Record set:

= = = = =

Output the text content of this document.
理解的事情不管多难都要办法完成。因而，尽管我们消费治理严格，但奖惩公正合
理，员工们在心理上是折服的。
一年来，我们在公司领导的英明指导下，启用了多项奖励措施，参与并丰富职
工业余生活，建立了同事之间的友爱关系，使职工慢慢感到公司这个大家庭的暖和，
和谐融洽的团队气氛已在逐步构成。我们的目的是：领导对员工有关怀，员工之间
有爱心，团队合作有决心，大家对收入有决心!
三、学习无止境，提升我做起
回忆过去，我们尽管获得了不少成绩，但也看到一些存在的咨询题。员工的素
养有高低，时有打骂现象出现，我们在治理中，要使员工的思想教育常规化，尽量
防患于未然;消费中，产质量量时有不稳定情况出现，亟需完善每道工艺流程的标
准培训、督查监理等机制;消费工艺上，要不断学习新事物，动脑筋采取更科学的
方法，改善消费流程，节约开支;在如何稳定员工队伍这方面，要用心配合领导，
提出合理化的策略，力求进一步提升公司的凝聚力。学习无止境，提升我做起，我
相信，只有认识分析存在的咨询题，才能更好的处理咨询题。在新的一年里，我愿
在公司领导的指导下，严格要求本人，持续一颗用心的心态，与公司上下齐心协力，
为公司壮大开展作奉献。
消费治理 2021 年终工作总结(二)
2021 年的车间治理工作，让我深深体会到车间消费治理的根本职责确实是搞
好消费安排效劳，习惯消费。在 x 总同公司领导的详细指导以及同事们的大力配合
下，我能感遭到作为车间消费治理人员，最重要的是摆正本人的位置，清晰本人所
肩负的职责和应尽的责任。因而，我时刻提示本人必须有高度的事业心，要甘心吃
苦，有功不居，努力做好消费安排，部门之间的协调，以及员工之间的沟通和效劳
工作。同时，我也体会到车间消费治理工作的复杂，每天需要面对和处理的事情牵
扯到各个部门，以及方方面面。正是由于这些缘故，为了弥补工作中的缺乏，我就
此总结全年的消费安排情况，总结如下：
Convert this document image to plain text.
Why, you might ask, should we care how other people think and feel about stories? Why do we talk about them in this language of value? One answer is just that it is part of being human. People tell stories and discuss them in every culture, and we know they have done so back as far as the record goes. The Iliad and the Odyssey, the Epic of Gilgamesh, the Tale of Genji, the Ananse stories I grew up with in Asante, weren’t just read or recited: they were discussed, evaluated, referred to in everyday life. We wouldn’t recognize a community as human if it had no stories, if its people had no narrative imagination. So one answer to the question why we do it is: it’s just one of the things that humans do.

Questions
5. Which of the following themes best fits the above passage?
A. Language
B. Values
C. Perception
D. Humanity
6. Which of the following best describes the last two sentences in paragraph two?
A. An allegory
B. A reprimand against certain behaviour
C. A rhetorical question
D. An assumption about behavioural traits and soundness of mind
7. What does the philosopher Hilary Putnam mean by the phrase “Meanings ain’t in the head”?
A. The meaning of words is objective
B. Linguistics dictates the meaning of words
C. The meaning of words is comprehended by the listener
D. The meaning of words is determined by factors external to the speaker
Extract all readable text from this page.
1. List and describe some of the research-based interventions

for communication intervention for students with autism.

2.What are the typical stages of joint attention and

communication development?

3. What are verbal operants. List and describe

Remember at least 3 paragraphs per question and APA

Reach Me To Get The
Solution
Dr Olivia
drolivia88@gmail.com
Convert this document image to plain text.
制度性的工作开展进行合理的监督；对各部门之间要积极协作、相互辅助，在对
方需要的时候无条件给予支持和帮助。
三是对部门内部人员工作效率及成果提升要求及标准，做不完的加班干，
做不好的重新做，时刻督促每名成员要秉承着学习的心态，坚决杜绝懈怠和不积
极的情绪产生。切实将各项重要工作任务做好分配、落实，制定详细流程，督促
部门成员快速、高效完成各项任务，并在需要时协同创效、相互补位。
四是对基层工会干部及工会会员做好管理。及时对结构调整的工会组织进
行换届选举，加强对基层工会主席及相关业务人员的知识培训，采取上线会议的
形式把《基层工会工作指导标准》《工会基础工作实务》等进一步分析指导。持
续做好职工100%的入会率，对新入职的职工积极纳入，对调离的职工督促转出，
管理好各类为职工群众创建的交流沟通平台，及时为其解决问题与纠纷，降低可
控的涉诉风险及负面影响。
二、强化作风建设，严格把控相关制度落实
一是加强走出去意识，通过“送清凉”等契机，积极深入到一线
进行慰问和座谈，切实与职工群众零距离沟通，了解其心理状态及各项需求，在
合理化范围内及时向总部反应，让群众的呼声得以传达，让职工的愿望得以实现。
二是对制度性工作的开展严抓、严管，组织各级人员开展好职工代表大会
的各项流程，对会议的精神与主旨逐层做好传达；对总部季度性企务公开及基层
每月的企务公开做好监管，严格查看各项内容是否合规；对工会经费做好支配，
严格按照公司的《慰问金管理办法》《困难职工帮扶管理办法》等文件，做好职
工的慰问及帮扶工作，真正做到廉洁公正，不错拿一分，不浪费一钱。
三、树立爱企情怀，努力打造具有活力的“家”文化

= = = = =

Task description: Go through the material and select each line with the string "following" in it.

Reply to the exercise:
5. Which of the following themes best fits the above passage?
6. Which of the following best describes the last two sentences in paragraph two?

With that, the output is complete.